Records from a dataset:
-*-*-

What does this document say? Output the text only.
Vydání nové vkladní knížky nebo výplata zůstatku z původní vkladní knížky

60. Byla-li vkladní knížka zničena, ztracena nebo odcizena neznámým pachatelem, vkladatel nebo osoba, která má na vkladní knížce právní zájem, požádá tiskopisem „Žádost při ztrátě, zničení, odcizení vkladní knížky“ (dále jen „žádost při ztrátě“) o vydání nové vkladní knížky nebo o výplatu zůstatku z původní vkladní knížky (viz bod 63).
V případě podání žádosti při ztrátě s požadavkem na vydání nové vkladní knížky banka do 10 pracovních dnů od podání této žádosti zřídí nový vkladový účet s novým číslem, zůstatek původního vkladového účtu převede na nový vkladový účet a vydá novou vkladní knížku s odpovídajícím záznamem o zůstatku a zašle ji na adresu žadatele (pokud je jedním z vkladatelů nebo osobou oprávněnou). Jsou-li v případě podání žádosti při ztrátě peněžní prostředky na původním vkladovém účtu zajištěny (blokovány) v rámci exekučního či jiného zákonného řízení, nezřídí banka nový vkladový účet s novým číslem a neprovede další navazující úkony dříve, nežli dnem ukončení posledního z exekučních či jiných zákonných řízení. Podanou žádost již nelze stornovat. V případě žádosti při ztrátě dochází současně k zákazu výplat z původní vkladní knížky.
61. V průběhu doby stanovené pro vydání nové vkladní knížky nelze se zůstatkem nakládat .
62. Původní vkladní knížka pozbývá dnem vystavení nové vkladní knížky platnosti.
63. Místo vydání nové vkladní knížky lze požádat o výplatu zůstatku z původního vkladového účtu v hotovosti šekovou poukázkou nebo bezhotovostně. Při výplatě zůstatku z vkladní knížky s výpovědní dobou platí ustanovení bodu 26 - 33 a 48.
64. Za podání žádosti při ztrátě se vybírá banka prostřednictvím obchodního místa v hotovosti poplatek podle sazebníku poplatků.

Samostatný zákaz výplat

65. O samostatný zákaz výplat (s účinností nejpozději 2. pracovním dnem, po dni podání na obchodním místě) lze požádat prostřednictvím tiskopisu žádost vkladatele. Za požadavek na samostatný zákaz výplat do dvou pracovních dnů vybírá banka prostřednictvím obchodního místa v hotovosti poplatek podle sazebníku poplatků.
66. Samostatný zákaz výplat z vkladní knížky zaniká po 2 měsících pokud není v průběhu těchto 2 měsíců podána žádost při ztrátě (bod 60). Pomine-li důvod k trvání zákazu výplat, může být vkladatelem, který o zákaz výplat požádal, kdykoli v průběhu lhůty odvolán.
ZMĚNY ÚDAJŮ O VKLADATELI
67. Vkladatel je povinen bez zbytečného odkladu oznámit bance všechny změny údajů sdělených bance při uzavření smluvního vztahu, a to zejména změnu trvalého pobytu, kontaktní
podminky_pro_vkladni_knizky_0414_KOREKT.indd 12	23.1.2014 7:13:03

-*-*-

* TO BE DONE:
Which lines include the word "požádat"? List them all.

* FINISHED EXERCISE:
63. Místo vydání nové vkladní knížky lze požádat o výplatu zůstatku z původního vkladového účtu v hotovosti šekovou poukázkou nebo bezhotovostně. Při výplatě zůstatku z vkladní knížky s výpovědní dobou platí ustanovení bodu 26 - 33 a 48.
65. O samostatný zákaz výplat (s účinností nejpozději 2. pracovním dnem, po dni podání na obchodním místě) lze požádat prostřednictvím tiskopisu žádost vkladatele. Za požadavek na samostatný zákaz výplat do dvou pracovních dnů vybírá banka prostřednictvím obchodního místa v hotovosti poplatek podle sazebníku poplatků.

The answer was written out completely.